Element and box listings
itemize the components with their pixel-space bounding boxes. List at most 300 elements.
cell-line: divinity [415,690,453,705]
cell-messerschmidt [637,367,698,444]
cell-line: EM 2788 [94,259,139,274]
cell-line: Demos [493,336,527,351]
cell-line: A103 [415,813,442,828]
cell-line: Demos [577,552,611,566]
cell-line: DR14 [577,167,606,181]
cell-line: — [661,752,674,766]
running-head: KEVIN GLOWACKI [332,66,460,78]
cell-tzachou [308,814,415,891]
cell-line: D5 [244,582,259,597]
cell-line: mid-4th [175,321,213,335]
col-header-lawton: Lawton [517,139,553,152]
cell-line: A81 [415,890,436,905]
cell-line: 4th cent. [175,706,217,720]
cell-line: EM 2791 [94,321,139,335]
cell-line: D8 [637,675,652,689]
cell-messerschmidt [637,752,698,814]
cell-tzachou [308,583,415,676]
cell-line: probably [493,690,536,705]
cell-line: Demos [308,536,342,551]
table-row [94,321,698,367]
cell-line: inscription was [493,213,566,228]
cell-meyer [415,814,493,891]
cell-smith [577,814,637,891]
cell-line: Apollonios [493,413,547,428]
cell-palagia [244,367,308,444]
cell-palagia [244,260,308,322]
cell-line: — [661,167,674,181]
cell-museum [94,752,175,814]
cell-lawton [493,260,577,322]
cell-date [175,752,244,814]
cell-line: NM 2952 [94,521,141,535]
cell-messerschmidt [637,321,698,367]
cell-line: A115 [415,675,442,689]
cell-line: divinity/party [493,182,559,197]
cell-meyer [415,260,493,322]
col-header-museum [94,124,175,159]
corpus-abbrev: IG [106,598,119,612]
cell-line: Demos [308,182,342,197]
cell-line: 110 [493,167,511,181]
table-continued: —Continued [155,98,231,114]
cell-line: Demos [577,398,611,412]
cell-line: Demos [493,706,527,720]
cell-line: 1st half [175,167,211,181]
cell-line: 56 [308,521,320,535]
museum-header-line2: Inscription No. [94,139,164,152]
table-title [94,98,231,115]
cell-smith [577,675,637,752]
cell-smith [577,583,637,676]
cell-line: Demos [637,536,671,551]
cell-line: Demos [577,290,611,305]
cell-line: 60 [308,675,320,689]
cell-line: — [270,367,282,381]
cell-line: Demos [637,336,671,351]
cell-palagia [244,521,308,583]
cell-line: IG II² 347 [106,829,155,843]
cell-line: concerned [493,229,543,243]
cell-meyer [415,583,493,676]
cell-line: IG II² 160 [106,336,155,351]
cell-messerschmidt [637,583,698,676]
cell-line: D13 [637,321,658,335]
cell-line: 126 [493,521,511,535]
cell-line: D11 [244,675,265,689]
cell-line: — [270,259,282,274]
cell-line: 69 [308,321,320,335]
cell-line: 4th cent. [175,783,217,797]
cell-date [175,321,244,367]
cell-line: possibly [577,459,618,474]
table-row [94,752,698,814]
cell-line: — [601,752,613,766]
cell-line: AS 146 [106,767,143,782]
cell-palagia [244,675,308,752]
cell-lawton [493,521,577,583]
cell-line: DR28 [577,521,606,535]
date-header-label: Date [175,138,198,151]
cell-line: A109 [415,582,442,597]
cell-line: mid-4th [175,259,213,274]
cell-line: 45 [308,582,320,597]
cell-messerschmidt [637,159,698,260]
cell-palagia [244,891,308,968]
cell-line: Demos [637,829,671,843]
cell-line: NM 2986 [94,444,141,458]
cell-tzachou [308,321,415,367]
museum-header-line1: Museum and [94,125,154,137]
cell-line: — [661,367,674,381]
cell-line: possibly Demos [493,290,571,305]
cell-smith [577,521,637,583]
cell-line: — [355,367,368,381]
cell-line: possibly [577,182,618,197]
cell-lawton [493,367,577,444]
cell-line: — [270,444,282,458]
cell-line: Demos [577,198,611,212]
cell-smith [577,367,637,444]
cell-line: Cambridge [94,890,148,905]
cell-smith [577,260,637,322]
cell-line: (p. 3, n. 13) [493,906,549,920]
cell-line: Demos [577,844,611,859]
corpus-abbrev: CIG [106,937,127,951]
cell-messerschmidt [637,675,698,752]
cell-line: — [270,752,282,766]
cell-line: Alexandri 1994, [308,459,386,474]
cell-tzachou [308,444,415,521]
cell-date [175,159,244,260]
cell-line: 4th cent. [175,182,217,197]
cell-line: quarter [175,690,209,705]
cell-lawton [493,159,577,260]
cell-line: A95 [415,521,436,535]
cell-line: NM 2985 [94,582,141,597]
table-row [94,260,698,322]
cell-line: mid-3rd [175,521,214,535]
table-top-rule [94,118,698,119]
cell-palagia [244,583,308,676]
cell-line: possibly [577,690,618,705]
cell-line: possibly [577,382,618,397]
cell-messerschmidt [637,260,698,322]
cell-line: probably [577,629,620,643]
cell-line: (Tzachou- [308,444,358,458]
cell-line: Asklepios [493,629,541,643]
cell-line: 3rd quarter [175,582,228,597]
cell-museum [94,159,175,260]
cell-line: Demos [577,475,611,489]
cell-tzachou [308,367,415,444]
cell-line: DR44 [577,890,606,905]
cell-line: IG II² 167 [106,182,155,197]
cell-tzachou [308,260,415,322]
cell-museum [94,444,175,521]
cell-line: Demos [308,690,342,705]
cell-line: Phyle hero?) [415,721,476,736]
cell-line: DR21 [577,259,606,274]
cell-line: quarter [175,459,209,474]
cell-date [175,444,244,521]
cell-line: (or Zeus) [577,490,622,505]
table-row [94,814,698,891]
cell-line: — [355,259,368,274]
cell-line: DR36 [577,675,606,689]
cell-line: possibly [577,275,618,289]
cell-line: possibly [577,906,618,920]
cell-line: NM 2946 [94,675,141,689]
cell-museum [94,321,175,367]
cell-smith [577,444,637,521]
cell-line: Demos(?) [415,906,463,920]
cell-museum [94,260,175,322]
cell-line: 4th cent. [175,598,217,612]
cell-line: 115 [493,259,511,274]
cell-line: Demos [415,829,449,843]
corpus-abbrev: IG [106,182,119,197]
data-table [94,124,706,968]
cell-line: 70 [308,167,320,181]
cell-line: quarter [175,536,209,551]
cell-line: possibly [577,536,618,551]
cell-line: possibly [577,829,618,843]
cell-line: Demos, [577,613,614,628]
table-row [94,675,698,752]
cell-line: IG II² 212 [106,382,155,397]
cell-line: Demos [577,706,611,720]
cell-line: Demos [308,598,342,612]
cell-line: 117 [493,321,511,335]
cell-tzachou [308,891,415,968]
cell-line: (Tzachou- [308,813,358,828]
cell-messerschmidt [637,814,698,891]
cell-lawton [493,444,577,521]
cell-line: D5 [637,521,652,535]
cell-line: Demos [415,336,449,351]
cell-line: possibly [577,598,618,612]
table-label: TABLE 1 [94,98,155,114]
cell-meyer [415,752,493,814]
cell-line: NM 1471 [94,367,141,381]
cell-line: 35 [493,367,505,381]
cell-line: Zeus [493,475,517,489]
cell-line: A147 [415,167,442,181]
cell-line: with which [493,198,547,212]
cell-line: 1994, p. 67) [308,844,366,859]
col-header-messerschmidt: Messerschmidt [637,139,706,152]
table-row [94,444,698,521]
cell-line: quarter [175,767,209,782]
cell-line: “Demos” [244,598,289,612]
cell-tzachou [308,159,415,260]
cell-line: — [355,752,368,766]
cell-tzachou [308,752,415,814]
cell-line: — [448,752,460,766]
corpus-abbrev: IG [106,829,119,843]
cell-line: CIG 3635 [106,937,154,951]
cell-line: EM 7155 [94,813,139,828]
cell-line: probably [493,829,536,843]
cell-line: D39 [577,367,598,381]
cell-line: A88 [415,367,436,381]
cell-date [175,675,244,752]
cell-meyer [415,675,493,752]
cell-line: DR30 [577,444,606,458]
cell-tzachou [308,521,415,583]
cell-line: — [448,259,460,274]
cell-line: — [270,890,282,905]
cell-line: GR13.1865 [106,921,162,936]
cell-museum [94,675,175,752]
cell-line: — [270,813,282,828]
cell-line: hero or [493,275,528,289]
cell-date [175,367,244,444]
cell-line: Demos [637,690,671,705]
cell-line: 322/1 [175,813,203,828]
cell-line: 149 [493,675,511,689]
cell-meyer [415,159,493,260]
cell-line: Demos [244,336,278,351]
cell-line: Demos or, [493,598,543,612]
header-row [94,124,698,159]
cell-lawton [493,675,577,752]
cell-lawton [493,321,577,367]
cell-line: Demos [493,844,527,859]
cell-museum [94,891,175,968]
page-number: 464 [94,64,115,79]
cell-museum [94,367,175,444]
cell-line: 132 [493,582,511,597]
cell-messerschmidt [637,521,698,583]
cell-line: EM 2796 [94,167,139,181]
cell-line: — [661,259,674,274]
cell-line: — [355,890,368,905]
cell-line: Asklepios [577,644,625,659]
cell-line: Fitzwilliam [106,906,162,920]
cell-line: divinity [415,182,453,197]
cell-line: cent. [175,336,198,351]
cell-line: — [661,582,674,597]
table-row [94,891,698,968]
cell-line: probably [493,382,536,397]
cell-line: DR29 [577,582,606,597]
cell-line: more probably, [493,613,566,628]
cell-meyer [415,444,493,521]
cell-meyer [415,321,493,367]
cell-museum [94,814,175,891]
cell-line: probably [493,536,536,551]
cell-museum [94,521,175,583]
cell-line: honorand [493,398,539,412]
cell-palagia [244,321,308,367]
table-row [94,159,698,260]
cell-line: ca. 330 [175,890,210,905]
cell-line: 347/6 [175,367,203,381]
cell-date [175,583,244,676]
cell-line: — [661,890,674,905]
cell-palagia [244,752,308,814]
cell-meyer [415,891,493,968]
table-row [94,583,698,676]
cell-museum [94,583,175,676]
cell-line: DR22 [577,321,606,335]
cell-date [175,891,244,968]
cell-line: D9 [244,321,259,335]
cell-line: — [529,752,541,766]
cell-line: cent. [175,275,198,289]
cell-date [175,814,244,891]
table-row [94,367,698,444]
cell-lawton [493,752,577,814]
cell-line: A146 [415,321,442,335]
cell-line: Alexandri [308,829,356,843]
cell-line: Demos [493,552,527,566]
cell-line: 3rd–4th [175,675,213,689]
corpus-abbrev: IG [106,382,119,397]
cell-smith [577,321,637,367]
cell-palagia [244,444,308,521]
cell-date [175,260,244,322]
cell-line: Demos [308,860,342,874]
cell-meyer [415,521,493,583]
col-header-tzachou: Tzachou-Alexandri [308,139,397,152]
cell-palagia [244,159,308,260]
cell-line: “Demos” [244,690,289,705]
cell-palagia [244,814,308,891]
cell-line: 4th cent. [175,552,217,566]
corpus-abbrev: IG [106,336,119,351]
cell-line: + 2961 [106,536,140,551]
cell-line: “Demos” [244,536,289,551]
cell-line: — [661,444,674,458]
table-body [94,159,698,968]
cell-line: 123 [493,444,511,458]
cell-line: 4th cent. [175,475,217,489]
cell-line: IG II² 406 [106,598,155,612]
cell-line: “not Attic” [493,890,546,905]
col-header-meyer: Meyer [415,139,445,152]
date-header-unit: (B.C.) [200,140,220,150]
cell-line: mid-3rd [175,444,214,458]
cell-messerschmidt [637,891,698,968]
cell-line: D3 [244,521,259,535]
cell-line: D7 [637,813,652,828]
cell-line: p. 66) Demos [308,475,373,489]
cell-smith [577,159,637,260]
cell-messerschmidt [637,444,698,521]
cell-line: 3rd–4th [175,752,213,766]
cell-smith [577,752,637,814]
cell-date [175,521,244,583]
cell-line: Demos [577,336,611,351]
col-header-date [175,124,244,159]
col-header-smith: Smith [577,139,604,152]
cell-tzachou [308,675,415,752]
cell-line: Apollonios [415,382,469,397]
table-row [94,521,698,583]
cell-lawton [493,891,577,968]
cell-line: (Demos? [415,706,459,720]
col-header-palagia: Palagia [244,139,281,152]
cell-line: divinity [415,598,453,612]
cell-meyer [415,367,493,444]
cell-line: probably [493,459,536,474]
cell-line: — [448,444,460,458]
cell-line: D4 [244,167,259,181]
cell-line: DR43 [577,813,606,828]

- **Directive**
Revise the lines starting at the first line and ending at the line that contains "cell-line: Demos [493,706,527,720]", changing "inscription was" to "inscription reads" and keeping everything else the same.

- **Task answer**
itemize the components with their pixel-space bounding boxes. List at most 300 elements.
cell-line: divinity [415,690,453,705]
cell-messerschmidt [637,367,698,444]
cell-line: EM 2788 [94,259,139,274]
cell-line: Demos [493,336,527,351]
cell-line: A103 [415,813,442,828]
cell-line: Demos [577,552,611,566]
cell-line: DR14 [577,167,606,181]
cell-line: — [661,752,674,766]
running-head: KEVIN GLOWACKI [332,66,460,78]
cell-tzachou [308,814,415,891]
cell-line: D5 [244,582,259,597]
cell-line: mid-4th [175,321,213,335]
col-header-lawton: Lawton [517,139,553,152]
cell-line: A81 [415,890,436,905]
cell-line: 4th cent. [175,706,217,720]
cell-line: EM 2791 [94,321,139,335]
cell-line: D8 [637,675,652,689]
cell-messerschmidt [637,752,698,814]
cell-tzachou [308,583,415,676]
cell-line: probably [493,690,536,705]
cell-line: Demos [308,536,342,551]
table-row [94,321,698,367]
cell-line: inscription reads [493,213,566,228]
cell-meyer [415,814,493,891]
cell-smith [577,814,637,891]
cell-line: Apollonios [493,413,547,428]
cell-palagia [244,367,308,444]
cell-palagia [244,260,308,322]
cell-line: — [661,167,674,181]
cell-museum [94,752,175,814]
cell-lawton [493,260,577,322]
cell-date [175,752,244,814]
cell-line: NM 2952 [94,521,141,535]
cell-messerschmidt [637,321,698,367]
cell-line: A115 [415,675,442,689]
cell-line: divinity/party [493,182,559,197]
cell-meyer [415,260,493,322]
col-header-museum [94,124,175,159]
corpus-abbrev: IG [106,598,119,612]
cell-line: Demos [308,182,342,197]
cell-line: 110 [493,167,511,181]
table-continued: —Continued [155,98,231,114]
cell-line: Demos [577,398,611,412]
cell-line: Demos [493,706,527,720]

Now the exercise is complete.